> **Listing**
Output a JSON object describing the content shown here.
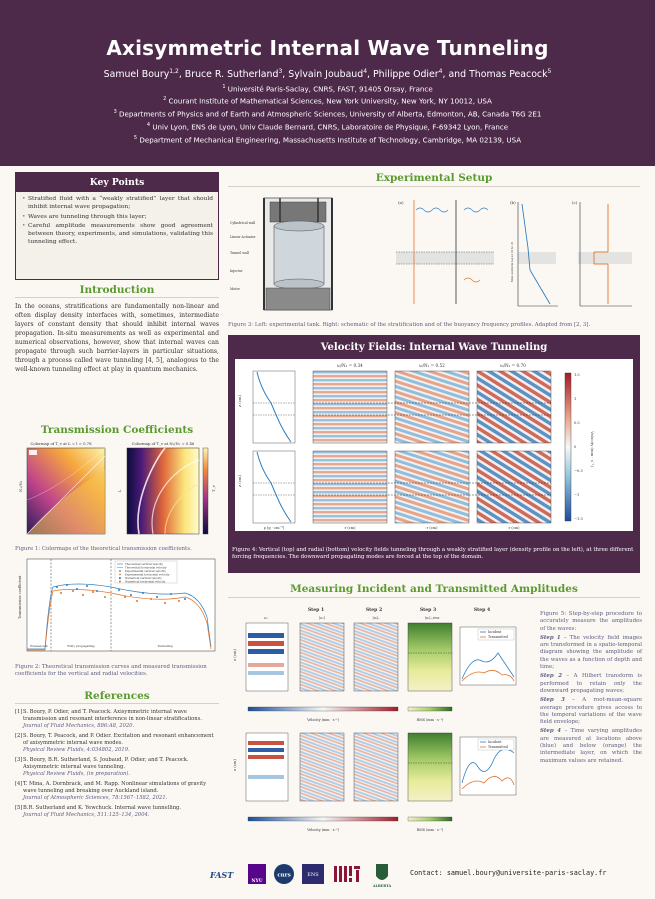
{
  "header": {
    "title": "Axisymmetric Internal Wave Tunneling",
    "authors": [
      {
        "name": "Samuel Boury",
        "sup": "1,2"
      },
      {
        "name": "Bruce R. Sutherland",
        "sup": "3"
      },
      {
        "name": "Sylvain Joubaud",
        "sup": "4"
      },
      {
        "name": "Philippe Odier",
        "sup": "4"
      },
      {
        "name": "Thomas Peacock",
        "sup": "5"
      }
    ],
    "author_and": "and",
    "affiliations": [
      {
        "sup": "1",
        "text": "Université Paris-Saclay, CNRS, FAST, 91405 Orsay, France"
      },
      {
        "sup": "2",
        "text": "Courant Institute of Mathematical Sciences, New York University, New York, NY 10012, USA"
      },
      {
        "sup": "3",
        "text": "Departments of Physics and of Earth and Atmospheric Sciences, University of Alberta, Edmonton, AB, Canada T6G 2E1"
      },
      {
        "sup": "4",
        "text": "Univ Lyon, ENS de Lyon, Univ Claude Bernard, CNRS, Laboratoire de Physique, F-69342 Lyon, France"
      },
      {
        "sup": "5",
        "text": "Department of Mechanical Engineering, Massachusetts Institute of Technology, Cambridge, MA 02139, USA"
      }
    ]
  },
  "key_points": {
    "title": "Key Points",
    "items": [
      "Stratified fluid with a “weakly stratified” layer that should inhibit internal wave propagation;",
      "Waves are tunneling through this layer;",
      "Careful amplitude measurements show good agreement between theory, experiments, and simulations, validating this tunneling effect."
    ]
  },
  "introduction": {
    "title": "Introduction",
    "text": "In the oceans, stratifications are fundamentally non-linear and often display density interfaces with, sometimes, intermediate layers of constant density that should inhibit internal waves propagation. In-situ measurements as well as experimental and numerical observations, however, show that internal waves can propagate through such barrier-layers in particular situations, through a process called wave tunneling [4, 5], analogous to the well-known tunneling effect at play in quantum mechanics."
  },
  "transmission": {
    "title": "Transmission Coefficients",
    "fig1_left_title": "Colormap of T_v at L = l = 0.78",
    "fig1_right_title": "Colormap of T_v at N₂/N₁ = 0.46",
    "fig1_left_ylabel": "N₂/N₁",
    "fig1_right_ylabel": "L",
    "fig1_colorbar_label": "T_v",
    "fig1_caption": "Figure 1: Colormaps of the theoretical transmission coefficients.",
    "fig2_legend": [
      "Theoretical vertical velocity",
      "Theoretical horizontal velocity",
      "Experimental vertical velocity",
      "Experimental horizontal velocity",
      "Numerical vertical velocity",
      "Numerical horizontal velocity"
    ],
    "fig2_ylabel": "Transmission coefficient",
    "fig2_regions": [
      "Evanescent",
      "Fully propagating",
      "Tunneling"
    ],
    "fig2_caption": "Figure 2: Theoretical transmission curves and measured transmission coefficients for the vertical and radial velocities."
  },
  "references": {
    "title": "References",
    "items": [
      {
        "num": "[1]",
        "text": "S. Boury, P. Odier, and T. Peacock. Axisymmetric internal wave transmission and resonant interference in non-linear stratifications.",
        "journal": "Journal of Fluid Mechanics, 886:A8, 2020."
      },
      {
        "num": "[2]",
        "text": "S. Boury, T. Peacock, and P. Odier. Excitation and resonant enhancement of axisymmetric internal wave modes.",
        "journal": "Physical Review Fluids, 4:034802, 2019."
      },
      {
        "num": "[3]",
        "text": "S. Boury, B.R. Sutherland, S. Joubaud, P. Odier, and T. Peacock. Axisymmetric internal wave tunneling.",
        "journal": "Physical Review Fluids, (in preparation)."
      },
      {
        "num": "[4]",
        "text": "T. Mina, A. Dornbrack, and M. Rapp. Nonlinear simulations of gravity wave tunneling and breaking over Auckland island.",
        "journal": "Journal of Atmospheric Sciences, 78:1567–1582, 2021."
      },
      {
        "num": "[5]",
        "text": "B.R. Sutherland and K. Yewchuck. Internal wave tunnelling.",
        "journal": "Journal of Fluid Mechanics, 511:125–134, 2004."
      }
    ]
  },
  "experimental": {
    "title": "Experimental Setup",
    "panel_labels": [
      "(a)",
      "(b)",
      "(c)"
    ],
    "tank_labels": [
      "Cylindrical wall",
      "Linear Actuator",
      "Tunnel wall",
      "Injector",
      "Motor"
    ],
    "ylabel_b": "Non-uniform layer (0 to 2)",
    "caption": "Figure 3: Left: experimental tank. Right: schematic of the stratification and of the buoyancy frequency profiles. Adapted from [2, 3]."
  },
  "velocity": {
    "title": "Velocity Fields: Internal Wave Tunneling",
    "column_titles": [
      "ω/N₁ = 0.34",
      "ω/N₁ = 0.52",
      "ω/N₁ = 0.70"
    ],
    "z_ticks": [
      "−10",
      "−20",
      "−30",
      "−40",
      "−50",
      "−60"
    ],
    "rho_ticks": [
      "1",
      "1.02",
      "1.04"
    ],
    "rho_label": "ρ (g · cm⁻³)",
    "r_ticks": [
      "−20",
      "−10",
      "0",
      "+10",
      "+20"
    ],
    "r_label": "r (cm)",
    "z_label": "z (cm)",
    "colorbar_ticks": [
      "1.5",
      "1",
      "0.5",
      "0",
      "−0.5",
      "−1",
      "−1.5"
    ],
    "colorbar_label": "Velocity (mm · s⁻¹)",
    "caption": "Figure 4: Vertical (top) and radial (bottom) velocity fields tunneling through a weakly stratified layer (density profile on the left), at three different forcing frequencies. The downward propagating modes are forced at the top of the domain."
  },
  "measuring": {
    "title": "Measuring Incident and Transmitted Amplitudes",
    "steps": [
      "Step 1",
      "Step 2",
      "Step 3",
      "Step 4"
    ],
    "sym_labels": [
      "u₁",
      "|u₁|",
      "|u₁|ₓ",
      "|u₁|ₓ,rms"
    ],
    "legend": [
      "Incident",
      "Transmitted"
    ],
    "velocity_label": "Velocity (mm · s⁻¹)",
    "rms_label": "RMS (mm · s⁻¹)",
    "vel_ticks": [
      "−1.5",
      "−0.75",
      "0",
      "0.75",
      "1.5"
    ],
    "rms_ticks": [
      "0",
      "1",
      "2"
    ],
    "time_ticks": [
      "0",
      "5",
      "10",
      "15",
      "20"
    ],
    "time_ticks2": [
      "55",
      "110",
      "165",
      "220"
    ],
    "t_label": "t (s)",
    "z_label": "z (cm)",
    "caption_intro": "Figure 5: Step-by-step procedure to accurately measure the amplitudes of the waves:",
    "caption_steps": [
      {
        "label": "Step 1",
        "text": "The velocity field images are transformed in a spatio-temporal diagram showing the amplitude of the waves as a function of depth and time;"
      },
      {
        "label": "Step 2",
        "text": "A Hilbert transform is performed to retain only the downward propagating waves;"
      },
      {
        "label": "Step 3",
        "text": "A root-mean-square average procedure gives access to the temporal variations of the wave field envelope;"
      },
      {
        "label": "Step 4",
        "text": "Time varying amplitudes are measured at locations above (blue) and below (orange) the intermediate layer, on which the maximum values are retained."
      }
    ]
  },
  "footer": {
    "logos": [
      "FAST",
      "NYU",
      "cnrs",
      "ENS",
      "MIT",
      "ALBERTA"
    ],
    "contact_label": "Contact:",
    "contact_email": "samuel.boury@universite-paris-saclay.fr"
  },
  "colors": {
    "header_bg": "#4e2a4a",
    "section_title": "#5a9a2f",
    "caption": "#5b5b80",
    "incident": "#2f7fc0",
    "transmitted": "#e0742a"
  }
}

> **Instructions for the task**
Make an exact copy of the whole listing, but don't bring over any pictures.

> **Result below**
Output a JSON object describing the content shown here.
{
  "header": {
    "title": "Axisymmetric Internal Wave Tunneling",
    "authors": [
      {
        "name": "Samuel Boury",
        "sup": "1,2"
      },
      {
        "name": "Bruce R. Sutherland",
        "sup": "3"
      },
      {
        "name": "Sylvain Joubaud",
        "sup": "4"
      },
      {
        "name": "Philippe Odier",
        "sup": "4"
      },
      {
        "name": "Thomas Peacock",
        "sup": "5"
      }
    ],
    "author_and": "and",
    "affiliations": [
      {
        "sup": "1",
        "text": "Université Paris-Saclay, CNRS, FAST, 91405 Orsay, France"
      },
      {
        "sup": "2",
        "text": "Courant Institute of Mathematical Sciences, New York University, New York, NY 10012, USA"
      },
      {
        "sup": "3",
        "text": "Departments of Physics and of Earth and Atmospheric Sciences, University of Alberta, Edmonton, AB, Canada T6G 2E1"
      },
      {
        "sup": "4",
        "text": "Univ Lyon, ENS de Lyon, Univ Claude Bernard, CNRS, Laboratoire de Physique, F-69342 Lyon, France"
      },
      {
        "sup": "5",
        "text": "Department of Mechanical Engineering, Massachusetts Institute of Technology, Cambridge, MA 02139, USA"
      }
    ]
  },
  "key_points": {
    "title": "Key Points",
    "items": [
      "Stratified fluid with a “weakly stratified” layer that should inhibit internal wave propagation;",
      "Waves are tunneling through this layer;",
      "Careful amplitude measurements show good agreement between theory, experiments, and simulations, validating this tunneling effect."
    ]
  },
  "introduction": {
    "title": "Introduction",
    "text": "In the oceans, stratifications are fundamentally non-linear and often display density interfaces with, sometimes, intermediate layers of constant density that should inhibit internal waves propagation. In-situ measurements as well as experimental and numerical observations, however, show that internal waves can propagate through such barrier-layers in particular situations, through a process called wave tunneling [4, 5], analogous to the well-known tunneling effect at play in quantum mechanics."
  },
  "transmission": {
    "title": "Transmission Coefficients",
    "fig1_left_title": "Colormap of T_v at L = l = 0.78",
    "fig1_right_title": "Colormap of T_v at N₂/N₁ = 0.46",
    "fig1_left_ylabel": "N₂/N₁",
    "fig1_right_ylabel": "L",
    "fig1_colorbar_label": "T_v",
    "fig1_caption": "Figure 1: Colormaps of the theoretical transmission coefficients.",
    "fig2_legend": [
      "Theoretical vertical velocity",
      "Theoretical horizontal velocity",
      "Experimental vertical velocity",
      "Experimental horizontal velocity",
      "Numerical vertical velocity",
      "Numerical horizontal velocity"
    ],
    "fig2_ylabel": "Transmission coefficient",
    "fig2_regions": [
      "Evanescent",
      "Fully propagating",
      "Tunneling"
    ],
    "fig2_caption": "Figure 2: Theoretical transmission curves and measured transmission coefficients for the vertical and radial velocities."
  },
  "references": {
    "title": "References",
    "items": [
      {
        "num": "[1]",
        "text": "S. Boury, P. Odier, and T. Peacock. Axisymmetric internal wave transmission and resonant interference in non-linear stratifications.",
        "journal": "Journal of Fluid Mechanics, 886:A8, 2020."
      },
      {
        "num": "[2]",
        "text": "S. Boury, T. Peacock, and P. Odier. Excitation and resonant enhancement of axisymmetric internal wave modes.",
        "journal": "Physical Review Fluids, 4:034802, 2019."
      },
      {
        "num": "[3]",
        "text": "S. Boury, B.R. Sutherland, S. Joubaud, P. Odier, and T. Peacock. Axisymmetric internal wave tunneling.",
        "journal": "Physical Review Fluids, (in preparation)."
      },
      {
        "num": "[4]",
        "text": "T. Mina, A. Dornbrack, and M. Rapp. Nonlinear simulations of gravity wave tunneling and breaking over Auckland island.",
        "journal": "Journal of Atmospheric Sciences, 78:1567–1582, 2021."
      },
      {
        "num": "[5]",
        "text": "B.R. Sutherland and K. Yewchuck. Internal wave tunnelling.",
        "journal": "Journal of Fluid Mechanics, 511:125–134, 2004."
      }
    ]
  },
  "experimental": {
    "title": "Experimental Setup",
    "panel_labels": [
      "(a)",
      "(b)",
      "(c)"
    ],
    "tank_labels": [
      "Cylindrical wall",
      "Linear Actuator",
      "Tunnel wall",
      "Injector",
      "Motor"
    ],
    "ylabel_b": "Non-uniform layer (0 to 2)",
    "caption": "Figure 3: Left: experimental tank. Right: schematic of the stratification and of the buoyancy frequency profiles. Adapted from [2, 3]."
  },
  "velocity": {
    "title": "Velocity Fields: Internal Wave Tunneling",
    "column_titles": [
      "ω/N₁ = 0.34",
      "ω/N₁ = 0.52",
      "ω/N₁ = 0.70"
    ],
    "z_ticks": [
      "−10",
      "−20",
      "−30",
      "−40",
      "−50",
      "−60"
    ],
    "rho_ticks": [
      "1",
      "1.02",
      "1.04"
    ],
    "rho_label": "ρ (g · cm⁻³)",
    "r_ticks": [
      "−20",
      "−10",
      "0",
      "+10",
      "+20"
    ],
    "r_label": "r (cm)",
    "z_label": "z (cm)",
    "colorbar_ticks": [
      "1.5",
      "1",
      "0.5",
      "0",
      "−0.5",
      "−1",
      "−1.5"
    ],
    "colorbar_label": "Velocity (mm · s⁻¹)",
    "caption": "Figure 4: Vertical (top) and radial (bottom) velocity fields tunneling through a weakly stratified layer (density profile on the left), at three different forcing frequencies. The downward propagating modes are forced at the top of the domain."
  },
  "measuring": {
    "title": "Measuring Incident and Transmitted Amplitudes",
    "steps": [
      "Step 1",
      "Step 2",
      "Step 3",
      "Step 4"
    ],
    "sym_labels": [
      "u₁",
      "|u₁|",
      "|u₁|ₓ",
      "|u₁|ₓ,rms"
    ],
    "legend": [
      "Incident",
      "Transmitted"
    ],
    "velocity_label": "Velocity (mm · s⁻¹)",
    "rms_label": "RMS (mm · s⁻¹)",
    "vel_ticks": [
      "−1.5",
      "−0.75",
      "0",
      "0.75",
      "1.5"
    ],
    "rms_ticks": [
      "0",
      "1",
      "2"
    ],
    "time_ticks": [
      "0",
      "5",
      "10",
      "15",
      "20"
    ],
    "time_ticks2": [
      "55",
      "110",
      "165",
      "220"
    ],
    "t_label": "t (s)",
    "z_label": "z (cm)",
    "caption_intro": "Figure 5: Step-by-step procedure to accurately measure the amplitudes of the waves:",
    "caption_steps": [
      {
        "label": "Step 1",
        "text": "The velocity field images are transformed in a spatio-temporal diagram showing the amplitude of the waves as a function of depth and time;"
      },
      {
        "label": "Step 2",
        "text": "A Hilbert transform is performed to retain only the downward propagating waves;"
      },
      {
        "label": "Step 3",
        "text": "A root-mean-square average procedure gives access to the temporal variations of the wave field envelope;"
      },
      {
        "label": "Step 4",
        "text": "Time varying amplitudes are measured at locations above (blue) and below (orange) the intermediate layer, on which the maximum values are retained."
      }
    ]
  },
  "footer": {
    "logos": [
      "FAST",
      "NYU",
      "cnrs",
      "ENS",
      "MIT",
      "ALBERTA"
    ],
    "contact_label": "Contact:",
    "contact_email": "samuel.boury@universite-paris-saclay.fr"
  },
  "colors": {
    "header_bg": "#4e2a4a",
    "section_title": "#5a9a2f",
    "caption": "#5b5b80",
    "incident": "#2f7fc0",
    "transmitted": "#e0742a"
  }
}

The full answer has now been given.